## The exercise
Below are some records. Pull every line that contains the word "applying".

# start of The data

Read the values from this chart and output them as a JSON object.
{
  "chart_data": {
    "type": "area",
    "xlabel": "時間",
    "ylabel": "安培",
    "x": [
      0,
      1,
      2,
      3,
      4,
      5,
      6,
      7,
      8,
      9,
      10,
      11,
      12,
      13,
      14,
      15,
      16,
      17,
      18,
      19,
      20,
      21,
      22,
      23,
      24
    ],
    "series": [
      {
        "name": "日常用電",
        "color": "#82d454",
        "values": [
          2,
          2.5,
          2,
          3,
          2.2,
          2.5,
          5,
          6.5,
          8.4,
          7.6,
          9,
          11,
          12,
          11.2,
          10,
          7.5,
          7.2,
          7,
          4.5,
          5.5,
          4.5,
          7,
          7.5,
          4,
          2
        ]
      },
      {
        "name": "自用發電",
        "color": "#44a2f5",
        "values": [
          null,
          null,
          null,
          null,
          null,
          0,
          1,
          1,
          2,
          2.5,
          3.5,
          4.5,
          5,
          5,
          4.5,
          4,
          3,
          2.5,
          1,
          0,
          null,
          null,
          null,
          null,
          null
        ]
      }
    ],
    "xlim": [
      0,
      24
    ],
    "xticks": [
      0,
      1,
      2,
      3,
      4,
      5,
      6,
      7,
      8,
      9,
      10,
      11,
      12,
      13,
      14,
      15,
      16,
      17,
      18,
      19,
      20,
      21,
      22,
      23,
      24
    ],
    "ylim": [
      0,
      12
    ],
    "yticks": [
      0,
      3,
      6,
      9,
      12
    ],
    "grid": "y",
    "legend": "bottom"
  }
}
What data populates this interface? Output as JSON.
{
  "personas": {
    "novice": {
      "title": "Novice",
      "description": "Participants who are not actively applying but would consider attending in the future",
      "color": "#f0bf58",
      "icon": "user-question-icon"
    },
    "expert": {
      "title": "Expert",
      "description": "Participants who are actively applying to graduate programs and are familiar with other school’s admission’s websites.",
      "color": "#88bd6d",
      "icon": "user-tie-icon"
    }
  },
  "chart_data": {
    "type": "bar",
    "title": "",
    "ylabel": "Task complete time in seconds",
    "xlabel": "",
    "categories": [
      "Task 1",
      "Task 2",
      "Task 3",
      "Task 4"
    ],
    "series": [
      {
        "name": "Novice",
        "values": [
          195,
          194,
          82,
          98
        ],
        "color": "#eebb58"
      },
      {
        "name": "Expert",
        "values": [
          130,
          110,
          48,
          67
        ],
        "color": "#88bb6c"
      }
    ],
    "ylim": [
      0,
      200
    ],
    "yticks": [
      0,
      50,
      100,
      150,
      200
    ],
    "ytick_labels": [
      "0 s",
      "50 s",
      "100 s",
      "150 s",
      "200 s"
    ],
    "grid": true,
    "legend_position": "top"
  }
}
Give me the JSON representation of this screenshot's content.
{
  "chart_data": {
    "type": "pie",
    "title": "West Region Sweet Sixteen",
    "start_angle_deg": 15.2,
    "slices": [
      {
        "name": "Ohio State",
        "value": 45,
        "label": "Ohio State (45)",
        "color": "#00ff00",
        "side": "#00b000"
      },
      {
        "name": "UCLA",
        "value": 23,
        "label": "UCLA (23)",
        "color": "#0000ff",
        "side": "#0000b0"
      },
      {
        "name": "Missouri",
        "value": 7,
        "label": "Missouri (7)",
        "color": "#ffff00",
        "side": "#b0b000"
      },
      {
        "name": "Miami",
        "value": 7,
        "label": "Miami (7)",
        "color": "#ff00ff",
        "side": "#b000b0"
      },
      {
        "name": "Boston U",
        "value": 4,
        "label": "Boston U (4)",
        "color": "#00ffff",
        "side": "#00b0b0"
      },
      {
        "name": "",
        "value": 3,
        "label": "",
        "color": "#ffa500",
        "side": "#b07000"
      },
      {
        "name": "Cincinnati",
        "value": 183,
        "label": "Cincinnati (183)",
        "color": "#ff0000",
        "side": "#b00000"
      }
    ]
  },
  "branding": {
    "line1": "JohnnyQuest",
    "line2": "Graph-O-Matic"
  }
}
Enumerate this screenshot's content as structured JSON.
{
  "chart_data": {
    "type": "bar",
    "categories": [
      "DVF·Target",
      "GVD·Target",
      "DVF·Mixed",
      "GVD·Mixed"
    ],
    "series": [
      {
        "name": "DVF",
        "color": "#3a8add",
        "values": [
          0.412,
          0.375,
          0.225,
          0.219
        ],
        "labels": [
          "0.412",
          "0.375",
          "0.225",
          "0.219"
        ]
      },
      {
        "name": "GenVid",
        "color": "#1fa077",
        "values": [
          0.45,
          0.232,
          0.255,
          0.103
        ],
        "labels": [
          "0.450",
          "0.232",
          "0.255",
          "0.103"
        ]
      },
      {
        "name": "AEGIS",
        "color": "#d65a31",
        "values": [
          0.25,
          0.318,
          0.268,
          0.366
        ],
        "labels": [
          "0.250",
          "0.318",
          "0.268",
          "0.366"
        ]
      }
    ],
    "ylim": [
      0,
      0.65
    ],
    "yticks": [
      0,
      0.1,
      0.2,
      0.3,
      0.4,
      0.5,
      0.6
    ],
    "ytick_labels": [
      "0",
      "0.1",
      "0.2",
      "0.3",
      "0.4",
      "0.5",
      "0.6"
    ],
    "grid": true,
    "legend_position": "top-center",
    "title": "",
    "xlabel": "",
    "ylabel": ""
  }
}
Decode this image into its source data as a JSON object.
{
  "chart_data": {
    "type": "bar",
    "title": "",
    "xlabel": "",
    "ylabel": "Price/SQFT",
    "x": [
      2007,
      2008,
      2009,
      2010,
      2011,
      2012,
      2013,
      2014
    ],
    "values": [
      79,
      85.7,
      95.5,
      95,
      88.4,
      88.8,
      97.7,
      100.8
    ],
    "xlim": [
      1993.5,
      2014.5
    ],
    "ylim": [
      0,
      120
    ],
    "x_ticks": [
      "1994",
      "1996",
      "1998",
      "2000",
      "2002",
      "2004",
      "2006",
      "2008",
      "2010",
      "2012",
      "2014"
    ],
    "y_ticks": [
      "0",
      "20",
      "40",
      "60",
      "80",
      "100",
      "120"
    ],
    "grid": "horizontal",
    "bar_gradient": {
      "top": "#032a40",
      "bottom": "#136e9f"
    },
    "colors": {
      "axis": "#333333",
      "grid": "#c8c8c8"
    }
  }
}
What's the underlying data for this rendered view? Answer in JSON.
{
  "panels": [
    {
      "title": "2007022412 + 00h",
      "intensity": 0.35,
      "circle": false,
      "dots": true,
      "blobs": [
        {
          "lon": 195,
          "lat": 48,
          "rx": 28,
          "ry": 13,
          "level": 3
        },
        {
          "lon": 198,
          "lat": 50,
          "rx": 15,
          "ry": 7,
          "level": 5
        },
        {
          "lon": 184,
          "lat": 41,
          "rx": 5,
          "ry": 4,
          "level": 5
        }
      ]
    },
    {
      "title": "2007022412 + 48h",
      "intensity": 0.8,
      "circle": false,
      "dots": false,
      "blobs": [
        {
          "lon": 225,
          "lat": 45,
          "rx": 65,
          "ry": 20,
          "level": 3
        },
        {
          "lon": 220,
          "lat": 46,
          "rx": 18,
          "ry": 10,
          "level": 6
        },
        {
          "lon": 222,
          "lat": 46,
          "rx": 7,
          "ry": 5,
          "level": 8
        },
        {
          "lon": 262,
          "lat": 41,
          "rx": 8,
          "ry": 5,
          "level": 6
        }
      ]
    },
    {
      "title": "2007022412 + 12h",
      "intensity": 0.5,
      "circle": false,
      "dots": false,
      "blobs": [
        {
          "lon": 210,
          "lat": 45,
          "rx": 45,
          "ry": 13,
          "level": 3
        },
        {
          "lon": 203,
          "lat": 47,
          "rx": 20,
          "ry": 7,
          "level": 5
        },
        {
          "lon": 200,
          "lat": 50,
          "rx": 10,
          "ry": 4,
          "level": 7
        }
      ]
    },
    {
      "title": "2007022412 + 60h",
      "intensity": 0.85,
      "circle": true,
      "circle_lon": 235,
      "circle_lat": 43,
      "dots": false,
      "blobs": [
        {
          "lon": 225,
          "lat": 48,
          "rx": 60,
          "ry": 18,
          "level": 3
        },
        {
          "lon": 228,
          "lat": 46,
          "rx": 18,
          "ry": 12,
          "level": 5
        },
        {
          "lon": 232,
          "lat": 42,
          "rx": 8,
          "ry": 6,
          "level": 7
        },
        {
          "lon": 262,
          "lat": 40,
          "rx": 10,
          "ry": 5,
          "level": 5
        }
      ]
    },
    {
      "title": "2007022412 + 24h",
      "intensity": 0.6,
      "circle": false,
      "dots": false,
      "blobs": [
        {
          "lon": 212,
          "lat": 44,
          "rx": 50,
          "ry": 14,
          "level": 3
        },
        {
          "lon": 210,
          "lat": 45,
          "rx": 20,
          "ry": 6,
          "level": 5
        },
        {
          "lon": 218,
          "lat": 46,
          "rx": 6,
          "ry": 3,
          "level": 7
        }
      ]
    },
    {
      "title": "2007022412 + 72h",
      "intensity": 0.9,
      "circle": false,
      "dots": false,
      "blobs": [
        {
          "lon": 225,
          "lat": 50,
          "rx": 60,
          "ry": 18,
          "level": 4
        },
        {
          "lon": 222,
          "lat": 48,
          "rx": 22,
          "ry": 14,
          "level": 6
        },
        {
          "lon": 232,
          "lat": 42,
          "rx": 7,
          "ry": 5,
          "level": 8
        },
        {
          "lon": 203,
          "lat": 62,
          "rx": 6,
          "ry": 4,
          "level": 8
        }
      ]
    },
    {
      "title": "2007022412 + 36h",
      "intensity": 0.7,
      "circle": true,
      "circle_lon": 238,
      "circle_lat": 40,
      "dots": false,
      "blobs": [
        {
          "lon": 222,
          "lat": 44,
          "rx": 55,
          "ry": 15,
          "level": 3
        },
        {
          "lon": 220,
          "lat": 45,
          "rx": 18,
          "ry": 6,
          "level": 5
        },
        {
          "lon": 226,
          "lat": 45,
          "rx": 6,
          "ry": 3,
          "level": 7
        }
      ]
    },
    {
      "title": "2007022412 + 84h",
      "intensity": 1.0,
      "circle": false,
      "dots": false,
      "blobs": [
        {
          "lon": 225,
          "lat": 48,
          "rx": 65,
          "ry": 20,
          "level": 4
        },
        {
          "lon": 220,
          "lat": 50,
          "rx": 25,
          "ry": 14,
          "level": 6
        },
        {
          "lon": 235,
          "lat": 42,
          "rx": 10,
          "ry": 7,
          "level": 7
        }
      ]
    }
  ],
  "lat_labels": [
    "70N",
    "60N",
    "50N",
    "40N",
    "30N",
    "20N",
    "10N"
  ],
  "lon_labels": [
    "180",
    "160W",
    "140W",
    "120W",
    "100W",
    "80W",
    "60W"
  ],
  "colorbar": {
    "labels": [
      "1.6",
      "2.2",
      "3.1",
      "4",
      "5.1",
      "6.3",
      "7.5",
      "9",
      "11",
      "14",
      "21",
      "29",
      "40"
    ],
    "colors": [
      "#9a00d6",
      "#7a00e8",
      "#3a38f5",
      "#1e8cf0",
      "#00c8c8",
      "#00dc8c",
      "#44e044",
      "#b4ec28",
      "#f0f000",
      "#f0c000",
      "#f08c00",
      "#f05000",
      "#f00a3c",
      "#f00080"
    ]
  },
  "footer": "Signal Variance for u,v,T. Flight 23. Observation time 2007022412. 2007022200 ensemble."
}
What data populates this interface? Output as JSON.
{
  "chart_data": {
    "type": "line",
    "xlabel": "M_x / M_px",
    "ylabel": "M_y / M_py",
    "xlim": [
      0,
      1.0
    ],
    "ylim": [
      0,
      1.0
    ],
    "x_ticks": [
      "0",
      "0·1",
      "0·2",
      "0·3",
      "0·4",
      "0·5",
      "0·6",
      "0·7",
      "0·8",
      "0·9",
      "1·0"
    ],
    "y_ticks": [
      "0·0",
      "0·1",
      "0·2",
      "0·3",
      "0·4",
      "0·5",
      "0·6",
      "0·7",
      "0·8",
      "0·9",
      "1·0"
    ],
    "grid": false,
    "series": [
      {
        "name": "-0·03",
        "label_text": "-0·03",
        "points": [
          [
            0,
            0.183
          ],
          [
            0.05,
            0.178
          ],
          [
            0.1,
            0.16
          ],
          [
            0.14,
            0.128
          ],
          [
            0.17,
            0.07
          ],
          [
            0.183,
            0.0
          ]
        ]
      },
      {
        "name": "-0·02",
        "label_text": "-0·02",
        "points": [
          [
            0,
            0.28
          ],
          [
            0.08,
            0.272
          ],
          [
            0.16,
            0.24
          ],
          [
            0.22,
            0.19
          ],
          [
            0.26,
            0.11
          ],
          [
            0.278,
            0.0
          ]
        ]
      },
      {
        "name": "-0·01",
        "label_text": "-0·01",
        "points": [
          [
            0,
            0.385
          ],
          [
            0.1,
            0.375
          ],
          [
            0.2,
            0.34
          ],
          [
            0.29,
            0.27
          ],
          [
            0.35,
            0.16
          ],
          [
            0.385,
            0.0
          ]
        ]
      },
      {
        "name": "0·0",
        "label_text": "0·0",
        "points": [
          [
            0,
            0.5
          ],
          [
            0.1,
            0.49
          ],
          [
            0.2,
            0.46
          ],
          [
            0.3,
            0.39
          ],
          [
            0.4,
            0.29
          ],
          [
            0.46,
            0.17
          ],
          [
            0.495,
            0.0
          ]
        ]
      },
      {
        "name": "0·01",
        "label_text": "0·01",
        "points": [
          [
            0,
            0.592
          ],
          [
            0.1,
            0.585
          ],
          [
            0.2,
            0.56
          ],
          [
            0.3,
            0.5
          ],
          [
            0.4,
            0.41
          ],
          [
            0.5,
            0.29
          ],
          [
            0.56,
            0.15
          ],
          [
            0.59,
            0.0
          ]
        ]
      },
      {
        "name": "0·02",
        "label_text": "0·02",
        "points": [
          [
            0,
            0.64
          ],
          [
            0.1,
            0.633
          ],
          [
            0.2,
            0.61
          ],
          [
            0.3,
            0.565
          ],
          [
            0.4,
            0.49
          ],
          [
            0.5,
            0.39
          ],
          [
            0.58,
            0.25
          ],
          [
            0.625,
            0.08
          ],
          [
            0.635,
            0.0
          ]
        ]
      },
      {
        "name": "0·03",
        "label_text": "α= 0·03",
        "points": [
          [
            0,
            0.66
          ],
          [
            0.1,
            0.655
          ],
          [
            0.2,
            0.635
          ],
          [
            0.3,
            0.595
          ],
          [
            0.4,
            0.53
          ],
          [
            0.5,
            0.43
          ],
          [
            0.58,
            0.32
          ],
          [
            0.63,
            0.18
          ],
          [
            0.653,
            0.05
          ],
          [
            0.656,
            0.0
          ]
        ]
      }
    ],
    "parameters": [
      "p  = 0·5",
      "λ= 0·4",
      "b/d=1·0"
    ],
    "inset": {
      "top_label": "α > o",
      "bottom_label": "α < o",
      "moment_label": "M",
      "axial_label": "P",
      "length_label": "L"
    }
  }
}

# end of The data

## Answer
      "description": "Participants who are not actively applying but would consider attending in the future",
      "description": "Participants who are actively applying to graduate programs and are familiar with other school’s admission’s websites.",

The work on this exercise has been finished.